**TASK TO CARRY OUT:** Carry on the article about police handling of mental health and crisis calls, picking up right after its last sentence.

The flipside, he said, is when there’s an unknown or potential for violence associated with a call, “every outside agency expects us to attend.”

“The challenge, of course, is we’re seeing an increasingly polarized public that wants us to be all things to all people, and I think we have to ask whether or not we can continue to deliver some of these services.

“We’re the only agency with the lawful authority to apprehend individuals under the Mental Health Act and then take them for help.”

It’s an ongoing debate yet to receive a clearly defined solution, he said, noting the 211 service line could be a viable option for people seeking certain social and health-related services, which might divert some calls from 911. 

The phone line is answered 24/7 and links with more than 60,000 community and government programs and services in 150 languages. 

It’s a service police board chair Al Sizer said isn’t as widely known as it should be, but is something they’re likely to promote in the near future.

The city has also recently been awarded provincial funds for a pilot program, which will see four qualified crisis workers added to the city’s Emergency Communications Centre to deal with calls that would otherwise result in a police response.

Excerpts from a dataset
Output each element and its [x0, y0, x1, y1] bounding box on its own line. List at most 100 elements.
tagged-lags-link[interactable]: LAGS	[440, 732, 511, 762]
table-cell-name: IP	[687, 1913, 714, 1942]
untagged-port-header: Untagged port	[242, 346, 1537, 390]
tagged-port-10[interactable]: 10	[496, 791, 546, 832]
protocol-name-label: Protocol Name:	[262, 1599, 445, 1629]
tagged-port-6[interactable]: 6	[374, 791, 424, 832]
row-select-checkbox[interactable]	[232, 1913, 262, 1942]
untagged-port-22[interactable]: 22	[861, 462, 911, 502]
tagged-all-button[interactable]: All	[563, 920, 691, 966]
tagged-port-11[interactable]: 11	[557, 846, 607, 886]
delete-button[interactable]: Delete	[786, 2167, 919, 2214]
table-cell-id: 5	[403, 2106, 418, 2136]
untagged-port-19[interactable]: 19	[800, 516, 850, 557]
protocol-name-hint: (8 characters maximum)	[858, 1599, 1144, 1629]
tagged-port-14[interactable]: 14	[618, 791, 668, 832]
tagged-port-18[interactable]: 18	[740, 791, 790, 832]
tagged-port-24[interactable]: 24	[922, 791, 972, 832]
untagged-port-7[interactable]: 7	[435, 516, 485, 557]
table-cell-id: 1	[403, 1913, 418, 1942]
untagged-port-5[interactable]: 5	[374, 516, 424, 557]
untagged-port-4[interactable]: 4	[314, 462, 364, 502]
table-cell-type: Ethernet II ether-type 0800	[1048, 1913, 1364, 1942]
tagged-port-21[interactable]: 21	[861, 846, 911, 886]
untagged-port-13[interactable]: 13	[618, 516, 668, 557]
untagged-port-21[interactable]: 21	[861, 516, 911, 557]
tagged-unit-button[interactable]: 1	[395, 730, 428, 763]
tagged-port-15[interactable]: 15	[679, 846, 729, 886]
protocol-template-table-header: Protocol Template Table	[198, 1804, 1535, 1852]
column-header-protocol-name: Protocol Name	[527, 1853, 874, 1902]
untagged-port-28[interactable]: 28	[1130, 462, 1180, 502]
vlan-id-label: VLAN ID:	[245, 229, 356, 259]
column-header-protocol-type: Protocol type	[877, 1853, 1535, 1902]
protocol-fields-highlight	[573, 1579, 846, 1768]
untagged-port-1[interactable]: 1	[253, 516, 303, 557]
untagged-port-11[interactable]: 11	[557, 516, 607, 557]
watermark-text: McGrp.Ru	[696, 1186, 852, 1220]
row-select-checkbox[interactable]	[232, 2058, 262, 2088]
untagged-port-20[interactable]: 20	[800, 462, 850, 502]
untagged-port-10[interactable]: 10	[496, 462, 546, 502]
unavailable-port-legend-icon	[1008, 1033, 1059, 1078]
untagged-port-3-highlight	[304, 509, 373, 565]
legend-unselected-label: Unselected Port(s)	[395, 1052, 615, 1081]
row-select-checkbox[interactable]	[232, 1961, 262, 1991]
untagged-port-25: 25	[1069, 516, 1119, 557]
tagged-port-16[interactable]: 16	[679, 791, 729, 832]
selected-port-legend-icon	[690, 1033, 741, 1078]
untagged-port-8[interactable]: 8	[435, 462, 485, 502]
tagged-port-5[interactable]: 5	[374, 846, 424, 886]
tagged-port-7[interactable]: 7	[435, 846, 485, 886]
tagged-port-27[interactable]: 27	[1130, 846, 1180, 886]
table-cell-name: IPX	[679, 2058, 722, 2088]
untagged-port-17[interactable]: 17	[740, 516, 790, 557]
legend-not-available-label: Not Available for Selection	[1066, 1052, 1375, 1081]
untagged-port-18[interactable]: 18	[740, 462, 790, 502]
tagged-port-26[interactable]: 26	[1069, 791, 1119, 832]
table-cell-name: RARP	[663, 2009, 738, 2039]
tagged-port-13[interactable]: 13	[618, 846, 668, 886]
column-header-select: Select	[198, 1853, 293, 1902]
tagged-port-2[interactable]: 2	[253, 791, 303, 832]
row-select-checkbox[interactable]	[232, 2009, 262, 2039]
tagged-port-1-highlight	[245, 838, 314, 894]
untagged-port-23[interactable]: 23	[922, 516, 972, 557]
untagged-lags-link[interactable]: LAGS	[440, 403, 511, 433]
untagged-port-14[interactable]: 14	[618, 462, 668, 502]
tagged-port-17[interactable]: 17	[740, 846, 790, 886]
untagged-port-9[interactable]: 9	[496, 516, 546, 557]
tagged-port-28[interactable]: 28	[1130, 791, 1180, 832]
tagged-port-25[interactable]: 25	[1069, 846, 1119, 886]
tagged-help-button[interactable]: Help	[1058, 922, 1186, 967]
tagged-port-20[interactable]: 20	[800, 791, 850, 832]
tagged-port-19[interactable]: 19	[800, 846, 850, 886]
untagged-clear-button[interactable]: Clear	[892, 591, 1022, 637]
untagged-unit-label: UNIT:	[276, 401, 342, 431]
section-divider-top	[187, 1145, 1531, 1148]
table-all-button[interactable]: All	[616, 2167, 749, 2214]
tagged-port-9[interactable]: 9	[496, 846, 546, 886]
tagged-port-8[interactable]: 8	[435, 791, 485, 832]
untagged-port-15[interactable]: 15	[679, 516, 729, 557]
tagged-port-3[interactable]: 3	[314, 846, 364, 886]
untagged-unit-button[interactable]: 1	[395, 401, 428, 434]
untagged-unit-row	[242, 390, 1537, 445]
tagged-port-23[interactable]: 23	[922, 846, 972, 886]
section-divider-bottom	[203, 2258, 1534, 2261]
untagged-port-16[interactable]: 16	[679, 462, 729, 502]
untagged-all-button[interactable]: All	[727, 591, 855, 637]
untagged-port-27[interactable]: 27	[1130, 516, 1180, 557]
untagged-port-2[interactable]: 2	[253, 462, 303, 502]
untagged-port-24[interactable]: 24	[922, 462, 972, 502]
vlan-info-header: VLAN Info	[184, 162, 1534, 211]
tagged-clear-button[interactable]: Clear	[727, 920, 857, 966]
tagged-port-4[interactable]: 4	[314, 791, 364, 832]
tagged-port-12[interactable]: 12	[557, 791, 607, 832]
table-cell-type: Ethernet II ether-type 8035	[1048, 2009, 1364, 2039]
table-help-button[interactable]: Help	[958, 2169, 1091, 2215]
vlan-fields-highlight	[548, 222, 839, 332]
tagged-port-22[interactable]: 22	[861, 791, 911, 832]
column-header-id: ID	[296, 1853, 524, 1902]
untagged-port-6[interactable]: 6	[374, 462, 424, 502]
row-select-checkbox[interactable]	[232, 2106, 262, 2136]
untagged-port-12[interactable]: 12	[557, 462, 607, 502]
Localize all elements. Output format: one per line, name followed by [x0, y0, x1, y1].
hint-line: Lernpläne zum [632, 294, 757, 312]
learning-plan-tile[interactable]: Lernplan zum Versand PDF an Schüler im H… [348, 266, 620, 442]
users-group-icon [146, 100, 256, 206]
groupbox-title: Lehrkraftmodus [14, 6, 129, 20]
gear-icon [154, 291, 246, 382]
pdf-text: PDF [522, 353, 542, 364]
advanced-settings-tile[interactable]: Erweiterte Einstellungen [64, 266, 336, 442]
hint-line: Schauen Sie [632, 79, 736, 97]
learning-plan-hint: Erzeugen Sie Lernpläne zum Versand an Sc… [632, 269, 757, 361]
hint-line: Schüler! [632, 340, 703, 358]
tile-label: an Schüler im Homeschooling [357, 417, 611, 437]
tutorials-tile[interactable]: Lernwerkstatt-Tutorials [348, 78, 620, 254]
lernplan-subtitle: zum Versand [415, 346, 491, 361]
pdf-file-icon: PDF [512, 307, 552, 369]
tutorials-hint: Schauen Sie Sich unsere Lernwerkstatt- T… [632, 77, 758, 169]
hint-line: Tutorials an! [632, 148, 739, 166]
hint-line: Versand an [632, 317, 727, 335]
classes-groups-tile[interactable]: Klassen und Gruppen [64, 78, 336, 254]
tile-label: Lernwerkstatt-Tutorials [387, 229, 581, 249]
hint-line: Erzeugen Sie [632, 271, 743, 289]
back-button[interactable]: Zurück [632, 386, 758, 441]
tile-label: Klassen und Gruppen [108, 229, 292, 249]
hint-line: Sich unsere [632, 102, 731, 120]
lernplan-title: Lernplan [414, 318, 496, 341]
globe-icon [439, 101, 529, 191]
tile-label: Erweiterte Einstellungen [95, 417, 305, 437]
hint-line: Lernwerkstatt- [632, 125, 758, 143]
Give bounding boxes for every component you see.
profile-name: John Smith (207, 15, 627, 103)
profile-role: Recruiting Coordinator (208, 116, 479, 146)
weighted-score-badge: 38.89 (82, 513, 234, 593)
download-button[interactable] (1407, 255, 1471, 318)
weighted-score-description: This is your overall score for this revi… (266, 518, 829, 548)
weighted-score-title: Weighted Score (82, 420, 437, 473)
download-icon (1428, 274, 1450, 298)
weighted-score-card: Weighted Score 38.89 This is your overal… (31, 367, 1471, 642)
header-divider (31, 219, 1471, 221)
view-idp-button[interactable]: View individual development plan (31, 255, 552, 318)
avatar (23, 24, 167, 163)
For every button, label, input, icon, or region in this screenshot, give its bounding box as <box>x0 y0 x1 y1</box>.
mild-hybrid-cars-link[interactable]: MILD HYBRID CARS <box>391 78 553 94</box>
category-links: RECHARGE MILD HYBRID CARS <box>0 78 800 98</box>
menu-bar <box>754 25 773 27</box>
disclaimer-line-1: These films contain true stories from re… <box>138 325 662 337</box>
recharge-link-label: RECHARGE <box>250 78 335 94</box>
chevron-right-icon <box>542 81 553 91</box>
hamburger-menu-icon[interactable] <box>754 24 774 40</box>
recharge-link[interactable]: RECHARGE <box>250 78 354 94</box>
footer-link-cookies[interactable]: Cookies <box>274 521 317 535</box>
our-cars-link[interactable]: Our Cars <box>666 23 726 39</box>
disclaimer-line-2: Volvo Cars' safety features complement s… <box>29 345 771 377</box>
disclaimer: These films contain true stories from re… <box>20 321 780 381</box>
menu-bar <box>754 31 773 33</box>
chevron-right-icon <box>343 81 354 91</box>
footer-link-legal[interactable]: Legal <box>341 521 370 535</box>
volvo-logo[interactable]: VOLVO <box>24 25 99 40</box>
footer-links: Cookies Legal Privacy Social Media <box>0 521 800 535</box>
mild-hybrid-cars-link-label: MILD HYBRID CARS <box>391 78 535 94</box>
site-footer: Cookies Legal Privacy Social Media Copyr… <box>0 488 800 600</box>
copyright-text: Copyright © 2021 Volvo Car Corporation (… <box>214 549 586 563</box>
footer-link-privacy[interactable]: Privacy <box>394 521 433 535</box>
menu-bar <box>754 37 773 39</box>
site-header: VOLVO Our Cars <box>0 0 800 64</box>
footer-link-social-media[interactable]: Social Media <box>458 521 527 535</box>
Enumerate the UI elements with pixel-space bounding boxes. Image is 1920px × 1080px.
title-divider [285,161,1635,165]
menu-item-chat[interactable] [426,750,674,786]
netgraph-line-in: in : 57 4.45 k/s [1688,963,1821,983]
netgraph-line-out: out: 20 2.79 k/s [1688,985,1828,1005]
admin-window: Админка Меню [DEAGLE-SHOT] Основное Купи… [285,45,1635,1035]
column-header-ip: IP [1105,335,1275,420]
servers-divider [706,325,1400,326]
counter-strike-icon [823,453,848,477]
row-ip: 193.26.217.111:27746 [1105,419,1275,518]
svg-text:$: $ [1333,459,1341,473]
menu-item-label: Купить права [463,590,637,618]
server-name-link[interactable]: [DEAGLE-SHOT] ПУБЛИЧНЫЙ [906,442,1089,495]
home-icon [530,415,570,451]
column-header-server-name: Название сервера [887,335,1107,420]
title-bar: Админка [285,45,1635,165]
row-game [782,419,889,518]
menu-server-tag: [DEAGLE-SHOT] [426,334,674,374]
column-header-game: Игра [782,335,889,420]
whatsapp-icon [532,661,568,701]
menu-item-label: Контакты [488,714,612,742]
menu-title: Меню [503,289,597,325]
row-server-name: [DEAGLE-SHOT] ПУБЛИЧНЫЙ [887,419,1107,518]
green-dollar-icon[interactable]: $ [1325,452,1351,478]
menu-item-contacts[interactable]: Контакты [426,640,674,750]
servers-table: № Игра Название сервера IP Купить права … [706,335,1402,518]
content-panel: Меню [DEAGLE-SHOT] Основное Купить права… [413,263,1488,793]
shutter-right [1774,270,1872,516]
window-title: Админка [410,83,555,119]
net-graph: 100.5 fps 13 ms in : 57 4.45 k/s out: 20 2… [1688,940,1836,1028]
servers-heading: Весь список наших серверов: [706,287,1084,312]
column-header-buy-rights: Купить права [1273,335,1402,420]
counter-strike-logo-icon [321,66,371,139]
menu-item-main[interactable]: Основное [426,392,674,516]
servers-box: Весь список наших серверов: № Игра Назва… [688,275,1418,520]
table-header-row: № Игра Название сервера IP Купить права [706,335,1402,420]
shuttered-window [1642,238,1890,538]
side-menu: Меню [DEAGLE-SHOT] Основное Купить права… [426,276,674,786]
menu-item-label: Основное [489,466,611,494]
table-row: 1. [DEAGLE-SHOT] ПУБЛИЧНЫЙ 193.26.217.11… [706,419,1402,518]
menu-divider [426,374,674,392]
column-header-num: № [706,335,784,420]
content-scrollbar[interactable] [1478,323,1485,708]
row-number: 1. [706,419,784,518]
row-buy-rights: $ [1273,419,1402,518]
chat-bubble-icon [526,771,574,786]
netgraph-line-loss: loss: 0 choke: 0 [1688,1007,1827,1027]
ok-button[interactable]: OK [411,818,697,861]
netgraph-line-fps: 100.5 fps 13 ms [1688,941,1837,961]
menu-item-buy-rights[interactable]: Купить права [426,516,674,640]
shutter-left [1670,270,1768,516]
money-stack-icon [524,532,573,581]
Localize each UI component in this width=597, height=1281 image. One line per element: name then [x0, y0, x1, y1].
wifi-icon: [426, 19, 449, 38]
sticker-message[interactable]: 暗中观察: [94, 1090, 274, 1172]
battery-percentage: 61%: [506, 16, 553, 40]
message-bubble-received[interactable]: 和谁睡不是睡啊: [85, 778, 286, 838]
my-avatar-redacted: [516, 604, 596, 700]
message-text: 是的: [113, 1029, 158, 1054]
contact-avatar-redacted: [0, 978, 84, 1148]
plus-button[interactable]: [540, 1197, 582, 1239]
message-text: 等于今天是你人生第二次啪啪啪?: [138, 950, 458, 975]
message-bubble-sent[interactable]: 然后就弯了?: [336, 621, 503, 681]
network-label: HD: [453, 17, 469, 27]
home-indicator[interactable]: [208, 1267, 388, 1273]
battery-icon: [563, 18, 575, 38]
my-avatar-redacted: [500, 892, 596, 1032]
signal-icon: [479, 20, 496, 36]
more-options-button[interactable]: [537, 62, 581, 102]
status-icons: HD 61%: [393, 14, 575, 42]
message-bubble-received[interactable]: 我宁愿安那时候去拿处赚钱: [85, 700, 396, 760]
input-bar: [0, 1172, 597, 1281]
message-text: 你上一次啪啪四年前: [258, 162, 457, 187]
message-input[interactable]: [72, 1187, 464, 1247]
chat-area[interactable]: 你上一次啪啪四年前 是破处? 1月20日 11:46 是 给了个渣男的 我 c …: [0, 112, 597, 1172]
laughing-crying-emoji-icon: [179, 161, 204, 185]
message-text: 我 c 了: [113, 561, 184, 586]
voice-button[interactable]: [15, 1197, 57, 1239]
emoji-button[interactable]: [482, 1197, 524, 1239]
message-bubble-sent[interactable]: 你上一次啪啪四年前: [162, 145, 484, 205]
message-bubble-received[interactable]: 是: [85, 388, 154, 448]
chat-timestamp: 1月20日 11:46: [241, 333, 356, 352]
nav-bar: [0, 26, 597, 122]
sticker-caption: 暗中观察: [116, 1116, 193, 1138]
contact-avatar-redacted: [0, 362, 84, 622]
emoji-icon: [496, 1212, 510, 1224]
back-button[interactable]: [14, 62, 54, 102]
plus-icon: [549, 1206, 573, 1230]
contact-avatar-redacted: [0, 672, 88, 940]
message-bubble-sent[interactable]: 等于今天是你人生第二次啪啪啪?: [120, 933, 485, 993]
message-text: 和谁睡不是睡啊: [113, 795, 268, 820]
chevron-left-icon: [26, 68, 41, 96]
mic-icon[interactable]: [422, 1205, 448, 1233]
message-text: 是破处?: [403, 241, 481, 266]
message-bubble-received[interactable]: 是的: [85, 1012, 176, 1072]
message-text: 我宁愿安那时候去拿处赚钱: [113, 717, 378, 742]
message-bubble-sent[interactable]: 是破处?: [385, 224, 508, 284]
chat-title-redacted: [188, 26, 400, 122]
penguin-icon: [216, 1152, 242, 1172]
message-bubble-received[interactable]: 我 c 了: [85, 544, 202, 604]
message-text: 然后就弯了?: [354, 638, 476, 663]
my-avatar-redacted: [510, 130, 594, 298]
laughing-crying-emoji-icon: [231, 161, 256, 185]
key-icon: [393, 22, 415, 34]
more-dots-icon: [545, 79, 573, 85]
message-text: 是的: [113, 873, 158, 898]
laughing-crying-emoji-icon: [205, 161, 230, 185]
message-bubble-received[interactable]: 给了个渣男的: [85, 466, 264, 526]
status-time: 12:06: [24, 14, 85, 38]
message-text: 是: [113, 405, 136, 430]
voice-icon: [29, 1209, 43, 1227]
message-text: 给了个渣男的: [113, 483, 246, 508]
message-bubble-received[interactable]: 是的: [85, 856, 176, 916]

**OUTPUT:**
“Lots of times these individuals are just looking to speak to someone, and it’s not necessarily a police response,” Greater Sudbury Police Service Deputy Chief Sara Cunninghman told when the program was announced in April. “We often know that we're not the best people to be responding to these calls for service.”

During a pilot program adopted by the OPP between Nov. 2, 2020 and June 6, 2021, crisis workers engaged in 478 calls, of which 16 per cent were diverted from frontline officer response.

Last year, city police also launched the Mobile Crisis Rapid Response Team, which pairs officers with a Health Sciences North crisis worker to respond to mental health and addictions emergencies reported to 911. 

As part of the program, officers committed to completing additional de-escalation and culturally sensitive empathy-based training. 

It’s not just ensuring mental health-related calls are dealt with by the most qualified people under consideration, with police also looking at how to reduce the total number of calls they respond to in order to improve their overall service delivery. 

Mental health concerns have also impacted Greater Sudbury Police Service members, with Pedersen reporting up to 12 per cent of sworn members are not available for deployment to the frontline due to “occupational and operational injuries of the body and mind.”

This represents approximately 32 people, who while still doing meaningful work, Pedersen said are not doing “the operational deployment work that the public expects and that our members expect.”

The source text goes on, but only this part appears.